GOAL -
Return the SnO2 nanoparticle annealing passage below word for word, in full.

DOCUMENT EXCERPT -
══════

The microstructure and phase transitions of the annealed samples were studied. As shown by the electronic microscopy images (Figure 2b ~ d in the main manuscript and Figure S2c in the SI), uniformly sized particles were obtained after annealing and the average diameter of the quasi-spheral particles lies between 3.0 and 10.0 nm depending on annealing procedures. The particle size was always found to be smaller than those obtained by hydrothermal reactions, which can be micron-sized19,29. The particles were observed by HRTEM to be composed of numerous single crystals. The two inter-planar observed were 0.26 and 0.33 nm which is consistent with the (101) and (110) of tetragonal SnO2 (Figure 1d in the main manuscript or S2b in the SI), respectively. The average size of SnO2 nanoparticles becomes larger after annealing, especially in an O2 atmosphere, which is consistent with previous findings where the crystal seeds tend to aggregate and merge into larger crystals during the annealing process. Other tin precursors such as tin 2-ethylhexanoate or di-n-octyltin oxide were also employed to synthesize colloidal SnO2 NCs by the same synthetic route. The TEM images of the as-synthesized NCs are displayed in Figure 1d and Figure S2d in the SI, respectively. Both images exhibit uniform particles of a size which is less than 3.0 nm. The inset of Figure 1d and S2d showing higher resolution images of a single particle assists in confirming the crystallinity of the particles obtained by the hot-bubbling method.

══════

MATERIAL SUPPLIED -

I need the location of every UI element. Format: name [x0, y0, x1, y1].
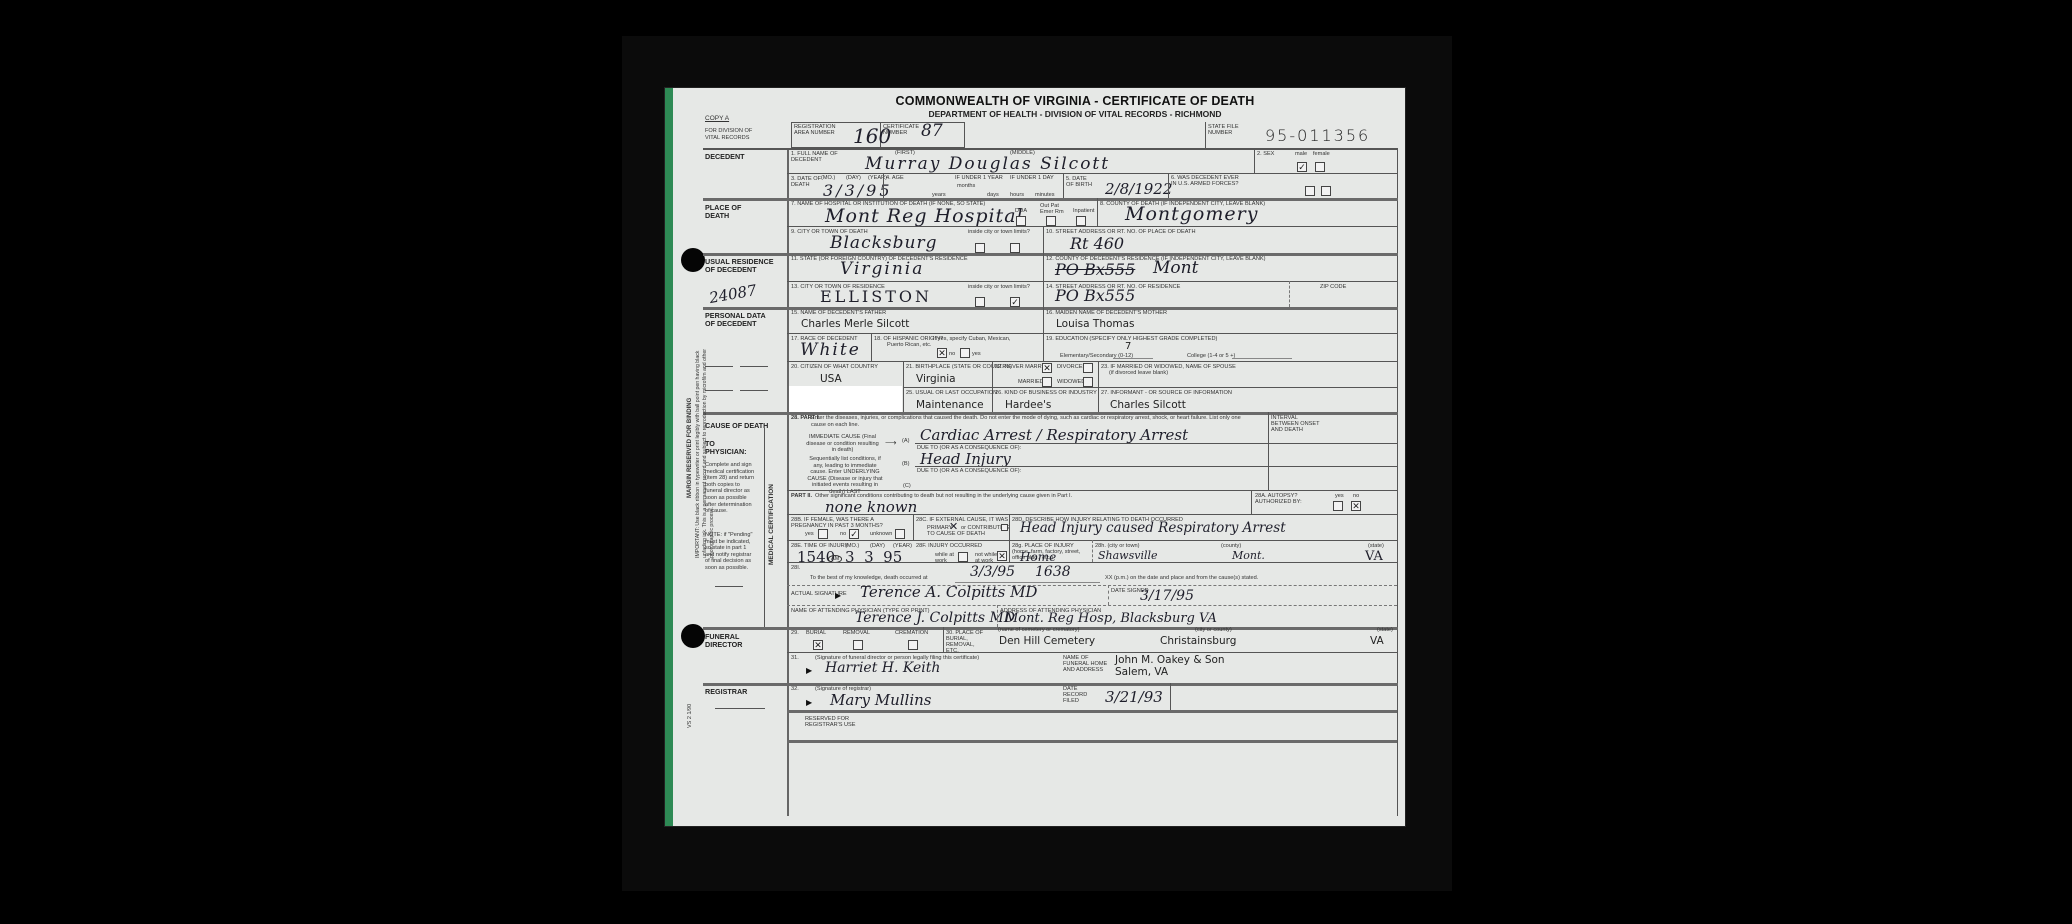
- informant-label: 27. INFORMANT - OR SOURCE OF INFORMATION: [1101, 390, 1232, 396]
- county-of-death-value: Montgomery: [1125, 203, 1258, 225]
- dob-label: 5. DATE OF BIRTH: [1066, 176, 1096, 188]
- birthplace-value: Virginia: [916, 373, 956, 385]
- sex-male-label: male: [1295, 151, 1307, 157]
- physician-name-value: Terence J. Colpitts MD: [855, 610, 1015, 626]
- interval-label: INTERVAL BETWEEN ONSET AND DEATH: [1271, 415, 1321, 433]
- inpatient-label: Inpatient: [1073, 208, 1094, 214]
- physician-address-value: Mont. Reg Hosp, Blacksburg VA: [1005, 611, 1217, 626]
- spouse-sub-label: (if divorced leave blank): [1109, 370, 1168, 376]
- certificate-title: COMMONWEALTH OF VIRGINIA - CERTIFICATE O…: [865, 94, 1285, 108]
- residence-limits-label: inside city or town limits?: [968, 284, 1030, 290]
- full-name-label: 1. FULL NAME OF DECEDENT: [791, 151, 841, 163]
- occupation-label: 25. USUAL OR LAST OCCUPATION: [906, 390, 997, 396]
- armed-forces-yes-checkbox[interactable]: [1305, 186, 1315, 196]
- autopsy-yes-checkbox[interactable]: [1333, 501, 1343, 511]
- injury-city-value: Shawsville: [1098, 549, 1158, 562]
- pregnancy-label: 28b. IF FEMALE, WAS THERE A PREGNANCY IN…: [791, 517, 906, 529]
- armed-forces-no-checkbox[interactable]: [1321, 186, 1331, 196]
- hispanic-yes-checkbox[interactable]: [960, 348, 970, 358]
- registrar-signature: Mary Mullins: [830, 691, 931, 709]
- binding-stripe: [665, 88, 673, 826]
- date-filed-label: DATE RECORD FILED: [1063, 686, 1103, 704]
- sex-label: 2. SEX: [1257, 151, 1274, 157]
- removal-label: REMOVAL: [843, 630, 870, 636]
- section-decedent: DECEDENT: [705, 153, 745, 161]
- months-label: months: [957, 183, 975, 189]
- industry-label: 26. KIND OF BUSINESS OR INDUSTRY: [995, 390, 1097, 396]
- external-contributing-checkbox[interactable]: [1001, 524, 1008, 531]
- married-checkbox[interactable]: [1042, 377, 1052, 387]
- pregnancy-no-label: no: [840, 531, 846, 537]
- due-to-b-label: DUE TO (OR AS A CONSEQUENCE OF):: [917, 468, 1021, 474]
- burial-city-value: Christainsburg: [1160, 635, 1236, 647]
- street-of-residence-value: PO Bx555: [1055, 286, 1135, 305]
- hispanic-no-checkbox[interactable]: ✕: [937, 348, 947, 358]
- residence-limits-no-checkbox[interactable]: ✓: [1010, 297, 1020, 307]
- armed-forces-label: 6. WAS DECEDENT EVER IN U.S. ARMED FORCE…: [1171, 175, 1241, 187]
- pregnancy-yes-label: yes: [805, 531, 814, 537]
- cause-c-label: (C): [903, 483, 911, 489]
- important-note: IMPORTANT: Use black ribbon in typewrite…: [695, 338, 716, 558]
- punch-hole: [681, 624, 705, 648]
- autopsy-label: 28a. AUTOPSY? AUTHORIZED BY:: [1255, 493, 1315, 505]
- county-of-residence-struck: PO Bx555: [1055, 260, 1135, 279]
- hispanic-sub-label: Puerto Rican, etc.: [887, 342, 931, 348]
- burial-state-label: (state): [1377, 627, 1393, 633]
- burial-state-value: VA: [1370, 635, 1384, 647]
- medical-certification-label: MEDICAL CERTIFICATION: [768, 484, 775, 565]
- mother-label: 16. MAIDEN NAME OF DECEDENT'S MOTHER: [1046, 310, 1167, 316]
- hispanic-yes-label: yes: [972, 351, 981, 357]
- dob-value: 2/8/1922: [1105, 180, 1172, 198]
- autopsy-no-label: no: [1353, 493, 1359, 499]
- hospital-value: Mont Reg Hospital: [825, 205, 1024, 227]
- pregnancy-yes-checkbox[interactable]: [818, 529, 828, 539]
- state-file-value: 95-011356: [1265, 126, 1370, 145]
- arrow-right-icon: ⟶: [885, 438, 896, 447]
- zip-label: ZIP CODE: [1320, 284, 1346, 290]
- out-pat-checkbox[interactable]: [1046, 216, 1056, 226]
- certification-time: 1638: [1035, 564, 1071, 580]
- registrar-signature-label: 32.: [791, 686, 799, 692]
- disposition-label: 29.: [791, 630, 799, 636]
- not-while-at-work-checkbox[interactable]: ✕: [997, 551, 1007, 561]
- burial-city-label: (city or county): [1195, 627, 1232, 633]
- section-registrar: REGISTRAR: [705, 688, 747, 696]
- to-cause-label: TO CAUSE OF DEATH: [927, 531, 985, 537]
- education-label: 19. EDUCATION (Specify only highest grad…: [1046, 336, 1217, 342]
- certificate-subtitle: DEPARTMENT OF HEALTH - DIVISION OF VITAL…: [865, 109, 1285, 119]
- pregnancy-no-checkbox[interactable]: ✓: [849, 529, 859, 539]
- date-signed-value: 3/17/95: [1140, 588, 1194, 604]
- state-file-label: STATE FILE NUMBER: [1208, 124, 1248, 136]
- funeral-home-line1: John M. Oakey & Son: [1115, 654, 1225, 666]
- inpatient-checkbox[interactable]: [1076, 216, 1086, 226]
- race-value: White: [800, 340, 861, 360]
- burial-label: BURIAL: [806, 630, 826, 636]
- autopsy-yes-label: yes: [1335, 493, 1344, 499]
- under-1-day-label: IF UNDER 1 DAY: [1010, 175, 1054, 181]
- redacted-field: [789, 386, 902, 412]
- under-1-year-label: IF UNDER 1 YEAR: [955, 175, 1003, 181]
- sex-female-label: female: [1313, 151, 1330, 157]
- out-pat-label: Out Pat Emer Rm: [1040, 203, 1070, 215]
- burial-checkbox[interactable]: ✕: [813, 640, 823, 650]
- form-code: VS 2 1/90: [687, 704, 693, 728]
- margin-binding-note: MARGIN RESERVED FOR BINDING: [687, 398, 693, 498]
- funeral-home-label: NAME OF FUNERAL HOME AND ADDRESS: [1063, 655, 1108, 673]
- registration-label: REGISTRATION AREA NUMBER: [794, 124, 844, 136]
- cemetery-label: (name of cemetery or crematory): [998, 627, 1079, 633]
- funeral-director-signature: Harriet H. Keith: [825, 660, 940, 676]
- punch-hole: [681, 248, 705, 272]
- autopsy-no-checkbox[interactable]: ✕: [1351, 501, 1361, 511]
- section-personal-data: PERSONAL DATA OF DECEDENT: [705, 312, 775, 328]
- margin-handwritten-number: 24087: [708, 281, 758, 307]
- occupation-value: Maintenance: [916, 399, 984, 411]
- doa-checkbox[interactable]: [1016, 216, 1026, 226]
- industry-value: Hardee's: [1005, 399, 1051, 411]
- arrow-right-icon: ▶: [806, 698, 812, 707]
- time-of-injury-date: 3 3 95: [845, 548, 902, 566]
- certification-text: To the best of my knowledge, death occur…: [810, 575, 928, 582]
- injury-occurred-label: 28f. INJURY OCCURRED: [916, 543, 982, 549]
- city-of-death-value: Blacksburg: [830, 233, 937, 253]
- copy-label: COPY A: [705, 116, 729, 122]
- city-limits-label: inside city or town limits?: [968, 229, 1030, 235]
- cremation-label: CREMATION: [895, 630, 928, 636]
- certificate-value: 87: [921, 121, 943, 141]
- county-of-residence-value: Mont: [1153, 258, 1198, 278]
- citizen-value: USA: [820, 373, 842, 385]
- street-of-death-value: Rt 460: [1070, 234, 1124, 253]
- cemetery-value: Den Hill Cemetery: [999, 635, 1095, 647]
- arrow-right-icon: ▶: [835, 591, 841, 600]
- citizen-label: 20. CITIZEN OF WHAT COUNTRY: [791, 364, 878, 370]
- death-city-limits-no-checkbox[interactable]: [1010, 243, 1020, 253]
- external-cause-label: 28c. IF EXTERNAL CAUSE, IT WAS: [916, 517, 1008, 523]
- hispanic-no-label: no: [949, 351, 955, 357]
- injury-county-value: Mont.: [1232, 549, 1265, 562]
- mother-value: Louisa Thomas: [1056, 318, 1135, 330]
- reserved-label: RESERVED FOR REGISTRAR'S USE: [805, 716, 865, 728]
- college-label: College (1-4 or 5 +): [1187, 353, 1235, 359]
- widowed-label: WIDOWED: [1057, 379, 1085, 385]
- certification-date: 3/3/95: [970, 564, 1015, 580]
- physician-signature: Terence A. Colpitts MD: [860, 583, 1037, 601]
- father-value: Charles Merle Silcott: [801, 318, 909, 330]
- injury-description-value: Head Injury caused Respiratory Arrest: [1020, 520, 1286, 536]
- cause-a-label: (A): [902, 438, 909, 444]
- doa-label: DOA: [1015, 208, 1027, 214]
- pregnancy-unknown-checkbox[interactable]: [895, 529, 905, 539]
- immediate-cause-label: IMMEDIATE CAUSE (Final disease or condit…: [805, 434, 880, 454]
- certificate-label: CERTIFICATE NUMBER: [883, 124, 923, 136]
- cause-a-value: Cardiac Arrest / Respiratory Arrest: [920, 426, 1188, 444]
- never-married-checkbox[interactable]: ✕: [1042, 363, 1052, 373]
- pregnancy-unknown-label: unknown: [870, 531, 892, 537]
- section-funeral-director: FUNERAL DIRECTOR: [705, 633, 765, 649]
- city-of-residence-value: Elliston: [820, 287, 932, 306]
- residence-limits-yes-checkbox[interactable]: [975, 297, 985, 307]
- cremation-checkbox[interactable]: [908, 640, 918, 650]
- funeral-signature-label: 31.: [791, 655, 799, 661]
- age-label: 4. AGE: [886, 175, 904, 181]
- state-of-residence-value: Virginia: [840, 259, 924, 279]
- section-usual-residence: USUAL RESIDENCE OF DECEDENT: [705, 258, 780, 274]
- sex-female-checkbox[interactable]: [1315, 162, 1325, 172]
- place-of-burial-label: 30. PLACE OF BURIAL, REMOVAL, ETC.: [946, 630, 986, 654]
- certification-suffix: XX (p.m.) on the date and place and from…: [1105, 575, 1258, 582]
- arrow-right-icon: ▶: [806, 666, 812, 675]
- widowed-checkbox[interactable]: [1083, 377, 1093, 387]
- sex-male-checkbox[interactable]: ✓: [1297, 162, 1307, 172]
- education-value: 7: [1125, 341, 1131, 352]
- death-city-limits-yes-checkbox[interactable]: [975, 243, 985, 253]
- part2-label: PART II.: [791, 493, 812, 499]
- date-filed-value: 3/21/93: [1105, 688, 1163, 706]
- section-place-of-death: PLACE OF DEATH: [705, 204, 765, 220]
- for-division-label: FOR DIVISION OF VITAL RECORDS: [705, 128, 765, 141]
- divorced-checkbox[interactable]: [1083, 363, 1093, 373]
- removal-checkbox[interactable]: [853, 640, 863, 650]
- cause-b-label: (B): [902, 461, 909, 467]
- full-name-value: Murray Douglas Silcott: [865, 154, 1110, 174]
- father-label: 15. NAME OF DECEDENT'S FATHER: [791, 310, 886, 316]
- hispanic-hint: If yes, specify Cuban, Mexican,: [933, 336, 1010, 342]
- death-certificate: COMMONWEALTH OF VIRGINIA - CERTIFICATE O…: [665, 88, 1405, 826]
- while-at-work-checkbox[interactable]: [958, 552, 968, 562]
- certification-label: 28i.: [791, 565, 800, 571]
- married-label: MARRIED: [1018, 379, 1044, 385]
- informant-value: Charles Silcott: [1110, 399, 1186, 411]
- funeral-home-line2: Salem, VA: [1115, 666, 1168, 678]
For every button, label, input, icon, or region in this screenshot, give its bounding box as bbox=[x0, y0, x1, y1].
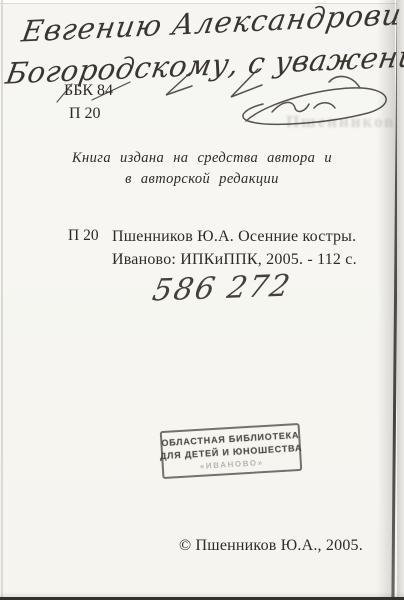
catalog-description: Пшенников Ю.А. Осенние костры. Иваново: … bbox=[112, 225, 357, 271]
catalog-line2: Иваново: ИПКиППК, 2005. - 112 с. bbox=[112, 248, 357, 271]
author-sign-code: П 20 bbox=[64, 102, 113, 125]
catalog-author-sign: П 20 bbox=[68, 225, 112, 271]
edition-note: Книга издана на средства автора и в авто… bbox=[0, 148, 404, 190]
library-stamp: ОБЛАСТНАЯ БИБЛИОТЕКА ДЛЯ ДЕТЕЙ И ЮНОШЕСТ… bbox=[160, 423, 303, 479]
catalog-entry: П 20 Пшенников Ю.А. Осенние костры. Иван… bbox=[68, 225, 357, 271]
signature-tail bbox=[329, 76, 360, 88]
stamp-line3: «ИВАНОВО» bbox=[200, 457, 265, 473]
edition-note-line1: Книга издана на средства автора и bbox=[0, 148, 404, 169]
copyright-line: © Пшенников Ю.А., 2005. bbox=[179, 537, 363, 555]
scanned-book-page: Пшенников Евгению Александровичу Богород… bbox=[0, 0, 404, 600]
show-through-text: Пшенников bbox=[286, 112, 395, 132]
bbk-code: ББК 84 bbox=[64, 79, 113, 102]
edition-note-line2: в авторской редакции bbox=[0, 169, 404, 190]
signature-inner-squiggle bbox=[272, 102, 335, 112]
scan-edge-right bbox=[397, 0, 404, 600]
handwritten-accession-number: 586 272 bbox=[150, 268, 295, 308]
bbk-classification: ББК 84 П 20 bbox=[64, 79, 113, 125]
catalog-line1: Пшенников Ю.А. Осенние костры. bbox=[112, 225, 357, 248]
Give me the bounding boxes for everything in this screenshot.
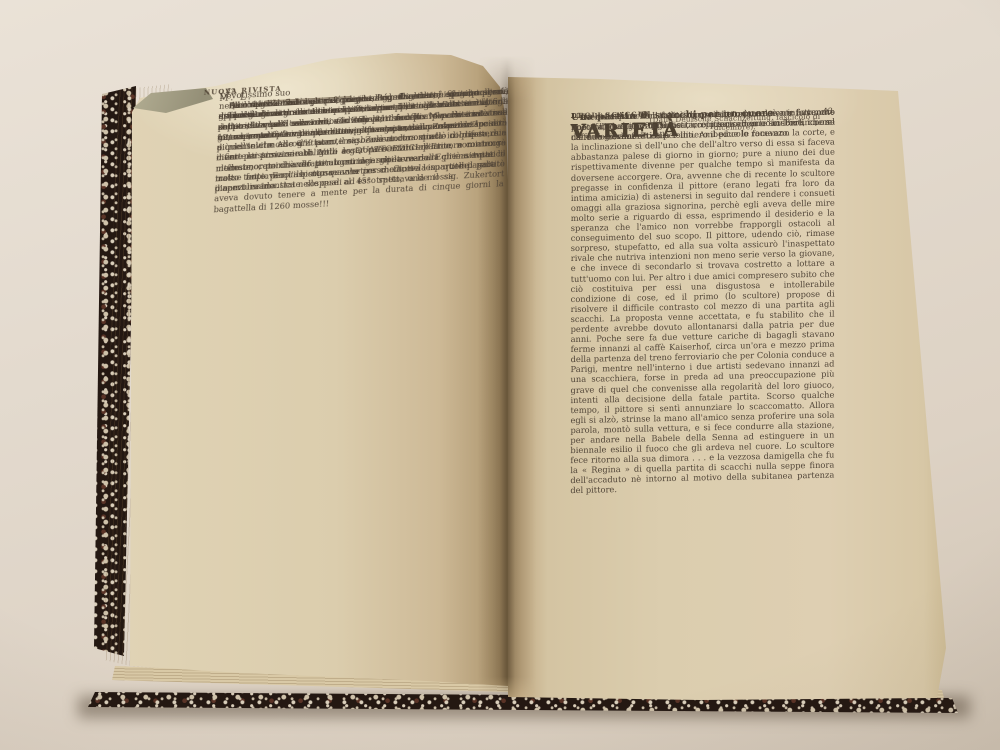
paragraph: La bellezza e l'amabilità di una signori… (570, 106, 835, 495)
book-photo: 42 NUOVA RIVISTA nere che ebbero luogo p… (0, 0, 1000, 750)
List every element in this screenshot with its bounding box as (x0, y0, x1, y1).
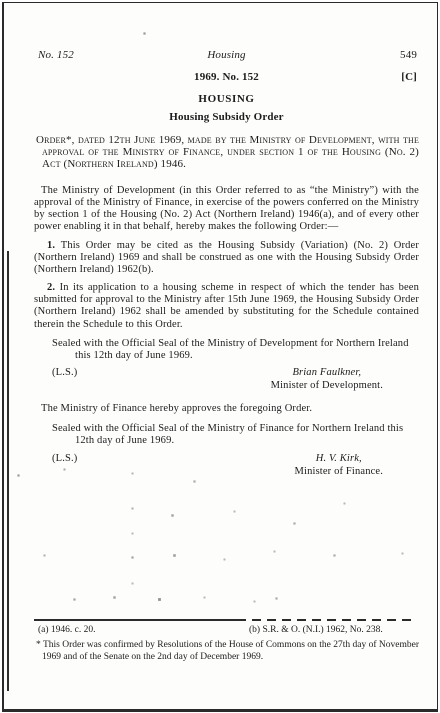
article-1-number: 1. (47, 240, 55, 251)
instrument-number: 1969. No. 152 (194, 71, 259, 83)
signature-block: H. V. Kirk, Minister of Finance. (295, 453, 383, 478)
rule-solid-segment (34, 619, 246, 621)
sealing-clause-finance: Sealed with the Official Seal of the Min… (75, 423, 419, 448)
footnote-separator-rule (34, 619, 419, 621)
article-2: 2. In its application to a housing schem… (34, 282, 419, 331)
signature-block: Brian Faulkner, Minister of Development. (271, 367, 383, 392)
running-head-order-number: No. 152 (38, 49, 74, 61)
footnote-citations: (a) 1946. c. 20. (b) S.R. & O. (N.I.) 19… (34, 625, 419, 637)
article-1: 1. This Order may be cited as the Housin… (34, 240, 419, 277)
signatory-name: Brian Faulkner, (292, 367, 361, 378)
signature-finance: (L.S.) H. V. Kirk, Minister of Finance. (34, 453, 419, 479)
page-number: 549 (400, 49, 417, 61)
recital-paragraph: The Ministry of Development (in this Ord… (34, 185, 419, 234)
article-1-text: This Order may be cited as the Housing S… (34, 240, 419, 276)
sealing-clause-development: Sealed with the Official Seal of the Min… (75, 338, 419, 363)
article-2-number: 2. (47, 282, 55, 293)
signatory-name: H. V. Kirk, (316, 453, 362, 464)
rule-dashed-segment (252, 619, 413, 621)
section-title: HOUSING (34, 93, 419, 105)
order-title: Housing Subsidy Order (34, 111, 419, 123)
running-head-subject: Housing (34, 49, 419, 61)
preamble-paragraph: Order*, dated 12th June 1969, made by th… (34, 135, 419, 170)
running-head: No. 152 Housing 549 (34, 49, 419, 61)
seal-locus-sigilli: (L.S.) (52, 367, 77, 379)
footnotes-section: (a) 1946. c. 20. (b) S.R. & O. (N.I.) 19… (4, 619, 437, 663)
document-page: No. 152 Housing 549 1969. No. 152 [C] HO… (2, 2, 438, 712)
instrument-number-line: 1969. No. 152 [C] (34, 71, 419, 83)
seal-locus-sigilli: (L.S.) (52, 453, 77, 465)
signatory-title: Minister of Finance. (295, 466, 383, 477)
signatory-title: Minister of Development. (271, 380, 383, 391)
article-2-text: In its application to a housing scheme i… (34, 282, 419, 330)
footnote-b: (b) S.R. & O. (N.I.) 1962, No. 238. (249, 625, 383, 637)
footnote-a: (a) 1946. c. 20. (38, 625, 96, 637)
footnote-confirmation: * This Order was confirmed by Resolution… (34, 640, 419, 663)
classification-mark: [C] (401, 71, 417, 83)
page-content: No. 152 Housing 549 1969. No. 152 [C] HO… (4, 3, 437, 479)
signature-development: (L.S.) Brian Faulkner, Minister of Devel… (34, 367, 419, 393)
approval-paragraph: The Ministry of Finance hereby approves … (34, 403, 419, 415)
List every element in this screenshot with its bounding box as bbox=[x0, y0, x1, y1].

══════

SOLVED EXERCISE -
The microstructure and phase transitions of the annealed samples were studied. As shown by the electronic microscopy images (Figure 2b ~ d in the main manuscript and Figure S2c in the SI), uniformly sized particles were obtained after annealing and the average diameter of the quasi-spheral particles lies between 3.0 and 10.0 nm depending on annealing procedures. The particle size was always found to be smaller than those obtained by hydrothermal reactions, which can be micron-sized19,29. The particles were observed by HRTEM to be composed of numerous single crystals. The two inter-planar observed were 0.26 and 0.33 nm which is consistent with the (101) and (110) of tetragonal SnO2 (Figure 1d in the main manuscript or S2b in the SI), respectively. The average size of SnO2 nanoparticles becomes larger after annealing, especially in an O2 atmosphere, which is consistent with previous findings where the crystal seeds tend to aggregate and merge into larger crystals during the annealing process. Other tin precursors such as tin 2-ethylhexanoate or di-n-octyltin oxide were also employed to synthesize colloidal SnO2 NCs by the same synthetic route. The TEM images of the as-synthesized NCs are displayed in Figure 1d and Figure S2d in the SI, respectively. Both images exhibit uniform particles of a size which is less than 3.0 nm. The inset of Figure 1d and S2d showing higher resolution images of a single particle assists in confirming the crystallinity of the particles obtained by the hot-bubbling method.